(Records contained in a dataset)
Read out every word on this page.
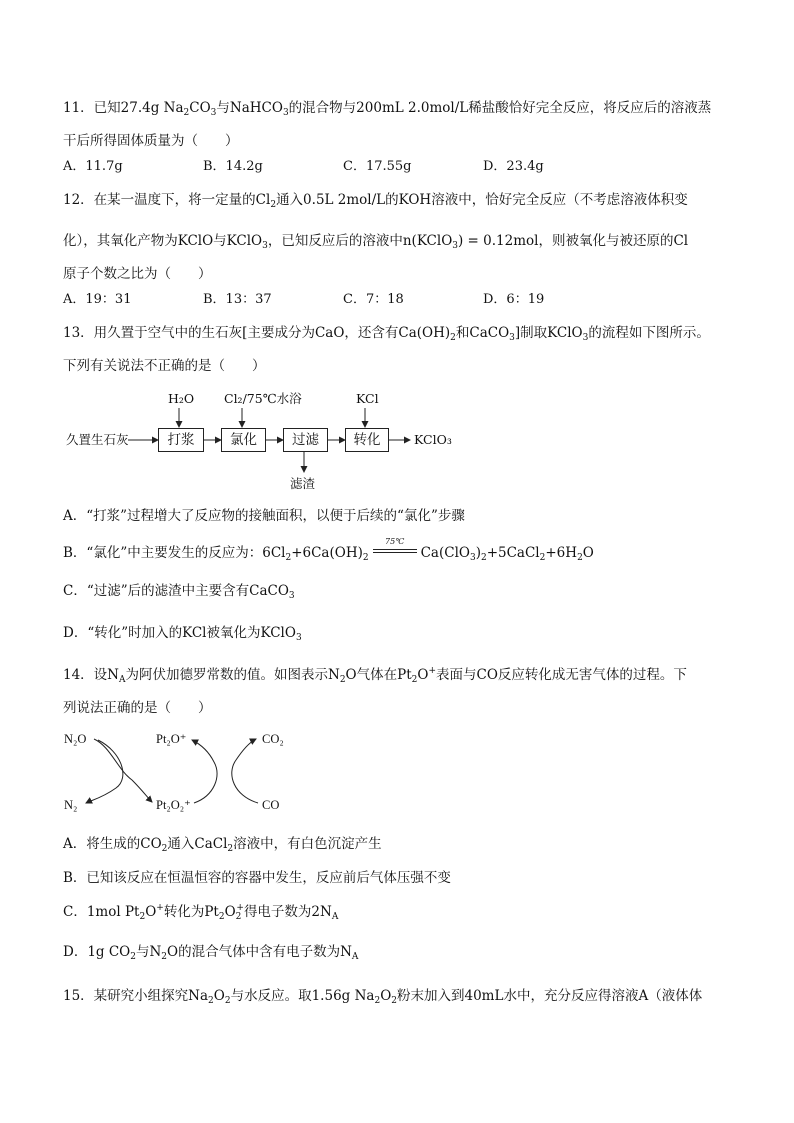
11．已知27.4g $Na_2CO_3$与NaHCO$_3$的混合物与200mL 2.0mol/L稀盐酸恰好完全反应，将反应后的溶液蒸
干后所得固体质量为（　　）
A．11.7g	B．14.2g	C．17.55g	D．23.4g
12．在某一温度下，将一定量的$Cl_2$通入0.5L 2mol/L的KOH溶液中，恰好完全反应（不考虑溶液体积变
化），其氧化产物为KClO与KClO$_3$，已知反应后的溶液中n(KClO$_3$) = 0.12mol，则被氧化与被还原的Cl
原子个数之比为（　　）
A．19：31	B．13：37	C．7：18	D．6：19
13．用久置于空气中的生石灰[主要成分为CaO，还含有$Ca(OH)_2$和CaCO$_3$]制取KClO$_3$的流程如下图所示。
下列有关说法不正确的是（　　）
久置生石灰	打浆	氯化	过滤	转化	KClO₃
H₂O Cl₂/75℃水浴	KCl
滤渣
A．“打浆”过程增大了反应物的接触面积，以便于后续的“氯化”步骤
B．“氯化”中主要发生的反应为：$6Cl_2+6Ca(OH)_2$
75℃
$Ca(ClO_3)_2+5CaCl_2+6H_2O$
C．“过滤”后的滤渣中主要含有CaCO$_3$
D．“转化”时加入的KCl被氧化为KClO$_3$
14．设$N_A$为阿伏加德罗常数的值。如图表示$N_2O$气体在$Pt_2O^+$表面与CO反应转化成无害气体的过程。下
列说法正确的是（　　）
N₂O	Pt₂O⁺	CO₂
N₂	Pt₂O₂⁺	CO
A．将生成的$CO_2$通入CaCl$_2$溶液中，有白色沉淀产生
B．已知该反应在恒温恒容的容器中发生，反应前后气体压强不变
C．1mol $Pt_2O^+$转化为$Pt_2O_2^+$得电子数为$2N_A$
D．1g $CO_2$与$N_2O$的混合气体中含有电子数为$N_A$
15．某研究小组探究$Na_2O_2$与水反应。取1.56g $Na_2O_2$粉末加入到40mL水中，充分反应得溶液A（液体体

### Task description
Except for the pictures, copy every line of the records above exactly.

### Output for this exercise
Read out every word on this page.
11．已知27.4g $Na_2CO_3$与NaHCO$_3$的混合物与200mL 2.0mol/L稀盐酸恰好完全反应，将反应后的溶液蒸
干后所得固体质量为（　　）
A．11.7g	B．14.2g	C．17.55g	D．23.4g
12．在某一温度下，将一定量的$Cl_2$通入0.5L 2mol/L的KOH溶液中，恰好完全反应（不考虑溶液体积变
化），其氧化产物为KClO与KClO$_3$，已知反应后的溶液中n(KClO$_3$) = 0.12mol，则被氧化与被还原的Cl
原子个数之比为（　　）
A．19：31	B．13：37	C．7：18	D．6：19
13．用久置于空气中的生石灰[主要成分为CaO，还含有$Ca(OH)_2$和CaCO$_3$]制取KClO$_3$的流程如下图所示。
下列有关说法不正确的是（　　）
久置生石灰	打浆	氯化	过滤	转化	KClO₃
H₂O Cl₂/75℃水浴	KCl
滤渣
A．“打浆”过程增大了反应物的接触面积，以便于后续的“氯化”步骤
B．“氯化”中主要发生的反应为：$6Cl_2+6Ca(OH)_2$
75℃
$Ca(ClO_3)_2+5CaCl_2+6H_2O$
C．“过滤”后的滤渣中主要含有CaCO$_3$
D．“转化”时加入的KCl被氧化为KClO$_3$
14．设$N_A$为阿伏加德罗常数的值。如图表示$N_2O$气体在$Pt_2O^+$表面与CO反应转化成无害气体的过程。下
列说法正确的是（　　）
N₂O	Pt₂O⁺	CO₂
N₂	Pt₂O₂⁺	CO
A．将生成的$CO_2$通入CaCl$_2$溶液中，有白色沉淀产生
B．已知该反应在恒温恒容的容器中发生，反应前后气体压强不变
C．1mol $Pt_2O^+$转化为$Pt_2O_2^+$得电子数为$2N_A$
D．1g $CO_2$与$N_2O$的混合气体中含有电子数为$N_A$
15．某研究小组探究$Na_2O_2$与水反应。取1.56g $Na_2O_2$粉末加入到40mL水中，充分反应得溶液A（液体体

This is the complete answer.